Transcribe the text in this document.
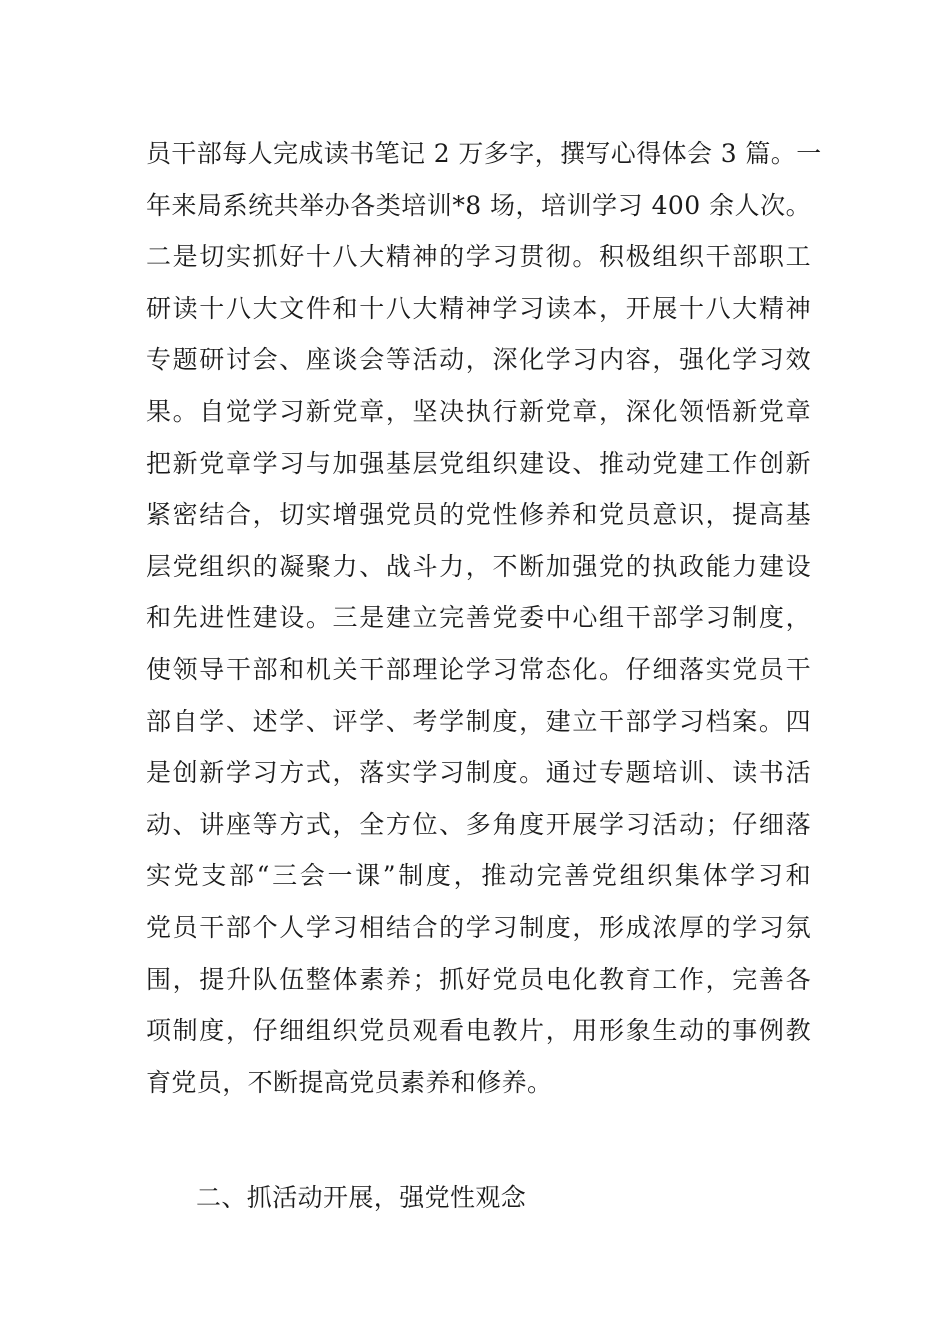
员干部每人完成读书笔记 2 万多字，撰写心得体会 3 篇。一
年来局系统共举办各类培训*8 场，培训学习 400 余人次。
二是切实抓好十八大精神的学习贯彻。积极组织干部职工
研读十八大文件和十八大精神学习读本，开展十八大精神
专题研讨会、座谈会等活动，深化学习内容，强化学习效
果。自觉学习新党章，坚决执行新党章，深化领悟新党章
把新党章学习与加强基层党组织建设、推动党建工作创新
紧密结合，切实增强党员的党性修养和党员意识，提高基
层党组织的凝聚力、战斗力，不断加强党的执政能力建设
和先进性建设。三是建立完善党委中心组干部学习制度，
使领导干部和机关干部理论学习常态化。仔细落实党员干
部自学、述学、评学、考学制度，建立干部学习档案。四
是创新学习方式，落实学习制度。通过专题培训、读书活
动、讲座等方式，全方位、多角度开展学习活动；仔细落
实党支部“三会一课”制度，推动完善党组织集体学习和
党员干部个人学习相结合的学习制度，形成浓厚的学习氛
围，提升队伍整体素养；抓好党员电化教育工作，完善各
项制度，仔细组织党员观看电教片，用形象生动的事例教
育党员，不断提高党员素养和修养。
二、抓活动开展，强党性观念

> **WHAT THE TASK REQUIRES**
The records above need to be restated word for word, with the pictures left out.

> **TASK OUTPUT**
Transcribe the text in this document.
员干部每人完成读书笔记 2 万多字，撰写心得体会 3 篇。一
年来局系统共举办各类培训*8 场，培训学习 400 余人次。
二是切实抓好十八大精神的学习贯彻。积极组织干部职工
研读十八大文件和十八大精神学习读本，开展十八大精神
专题研讨会、座谈会等活动，深化学习内容，强化学习效
果。自觉学习新党章，坚决执行新党章，深化领悟新党章
把新党章学习与加强基层党组织建设、推动党建工作创新
紧密结合，切实增强党员的党性修养和党员意识，提高基
层党组织的凝聚力、战斗力，不断加强党的执政能力建设
和先进性建设。三是建立完善党委中心组干部学习制度，
使领导干部和机关干部理论学习常态化。仔细落实党员干
部自学、述学、评学、考学制度，建立干部学习档案。四
是创新学习方式，落实学习制度。通过专题培训、读书活
动、讲座等方式，全方位、多角度开展学习活动；仔细落
实党支部“三会一课”制度，推动完善党组织集体学习和
党员干部个人学习相结合的学习制度，形成浓厚的学习氛
围，提升队伍整体素养；抓好党员电化教育工作，完善各
项制度，仔细组织党员观看电教片，用形象生动的事例教
育党员，不断提高党员素养和修养。
二、抓活动开展，强党性观念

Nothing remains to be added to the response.